>> Begin EXTRACTED MATERIAL

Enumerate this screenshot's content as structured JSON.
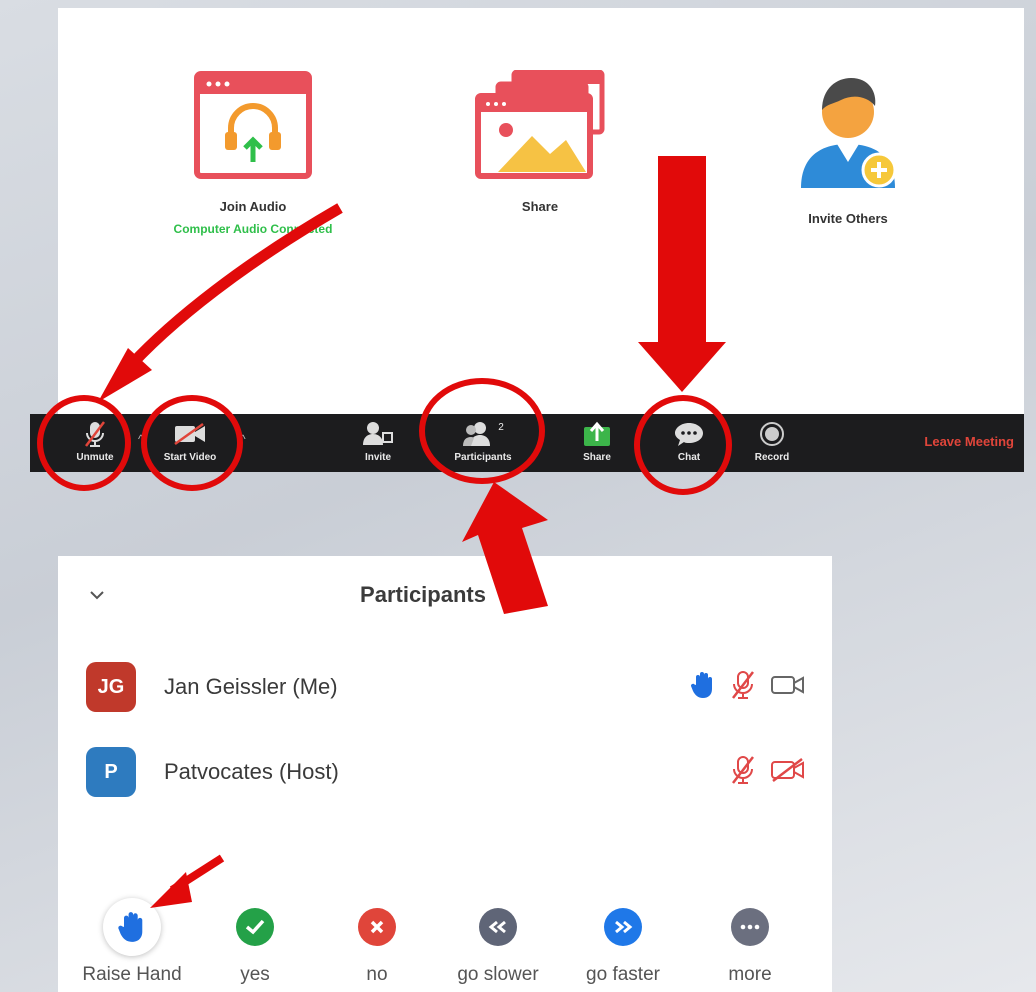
{
  "meeting": {
    "join_audio": {
      "label": "Join Audio",
      "status": "Computer Audio Connected",
      "icon": "headphones-window-icon"
    },
    "share": {
      "label": "Share",
      "icon": "share-screen-icon"
    },
    "invite": {
      "label": "Invite Others",
      "icon": "invite-person-icon"
    }
  },
  "toolbar": {
    "unmute": "Unmute",
    "start_video": "Start Video",
    "invite": "Invite",
    "participants": "Participants",
    "participants_count": "2",
    "share": "Share",
    "chat": "Chat",
    "record": "Record",
    "leave": "Leave Meeting"
  },
  "participants_panel": {
    "title": "Participants",
    "rows": [
      {
        "initials": "JG",
        "name": "Jan Geissler (Me)",
        "avatar_color": "#c0392b",
        "hand_raised": true,
        "muted": true,
        "video_on": true
      },
      {
        "initials": "P",
        "name": "Patvocates (Host)",
        "avatar_color": "#2e7bbf",
        "hand_raised": false,
        "muted": true,
        "video_on": false
      }
    ],
    "reactions": {
      "raise_hand": "Raise Hand",
      "yes": "yes",
      "no": "no",
      "go_slower": "go slower",
      "go_faster": "go faster",
      "more": "more"
    }
  },
  "colors": {
    "toolbar_bg": "#1c1c1e",
    "leave": "#e0453a",
    "annotation_red": "#e10a0a",
    "hand_blue": "#1f6fe0",
    "muted_red": "#e04848"
  }
}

>> End EXTRACTED MATERIAL

Leave out the pictures and give the listing above again exactly.

Enumerate this screenshot's content as structured JSON.
{
  "meeting": {
    "join_audio": {
      "label": "Join Audio",
      "status": "Computer Audio Connected",
      "icon": "headphones-window-icon"
    },
    "share": {
      "label": "Share",
      "icon": "share-screen-icon"
    },
    "invite": {
      "label": "Invite Others",
      "icon": "invite-person-icon"
    }
  },
  "toolbar": {
    "unmute": "Unmute",
    "start_video": "Start Video",
    "invite": "Invite",
    "participants": "Participants",
    "participants_count": "2",
    "share": "Share",
    "chat": "Chat",
    "record": "Record",
    "leave": "Leave Meeting"
  },
  "participants_panel": {
    "title": "Participants",
    "rows": [
      {
        "initials": "JG",
        "name": "Jan Geissler (Me)",
        "avatar_color": "#c0392b",
        "hand_raised": true,
        "muted": true,
        "video_on": true
      },
      {
        "initials": "P",
        "name": "Patvocates (Host)",
        "avatar_color": "#2e7bbf",
        "hand_raised": false,
        "muted": true,
        "video_on": false
      }
    ],
    "reactions": {
      "raise_hand": "Raise Hand",
      "yes": "yes",
      "no": "no",
      "go_slower": "go slower",
      "go_faster": "go faster",
      "more": "more"
    }
  },
  "colors": {
    "toolbar_bg": "#1c1c1e",
    "leave": "#e0453a",
    "annotation_red": "#e10a0a",
    "hand_blue": "#1f6fe0",
    "muted_red": "#e04848"
  }
}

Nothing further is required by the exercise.